__WRITTEN TASK__.
Check every line below for the word "meal" and copy the ones that have it.

(Records excerpted from a collection)

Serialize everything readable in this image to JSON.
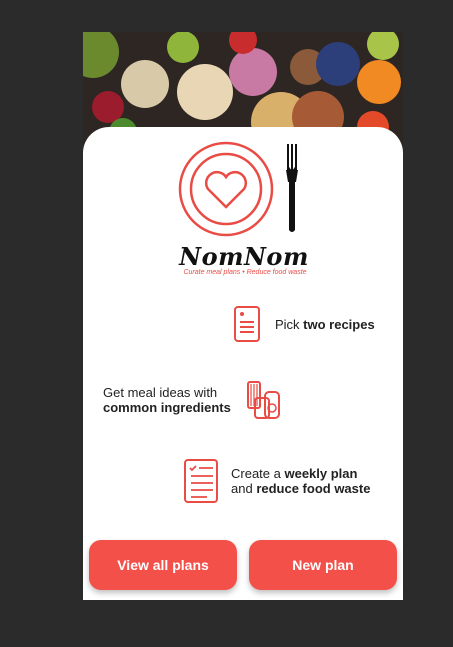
{
  "colors": {
    "accent": "#f4504a",
    "background": "#2b2b2b"
  },
  "brand": {
    "name": "NomNom",
    "tagline": "Curate meal plans • Reduce food waste"
  },
  "features": [
    {
      "icon": "recipe-card-icon",
      "prefix": "Pick ",
      "bold": "two recipes",
      "suffix": ""
    },
    {
      "icon": "ingredients-jars-icon",
      "line1": "Get meal ideas with",
      "bold": "common ingredients"
    },
    {
      "icon": "checklist-icon",
      "prefix": "Create a ",
      "bold": "weekly plan",
      "line2_prefix": "and ",
      "line2_bold": "reduce food waste"
    }
  ],
  "buttons": {
    "view_all": "View all plans",
    "new_plan": "New plan"
  }
}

__RESULT OF THE TASK__.
    "tagline": "Curate meal plans • Reduce food waste"
      "line1": "Get meal ideas with",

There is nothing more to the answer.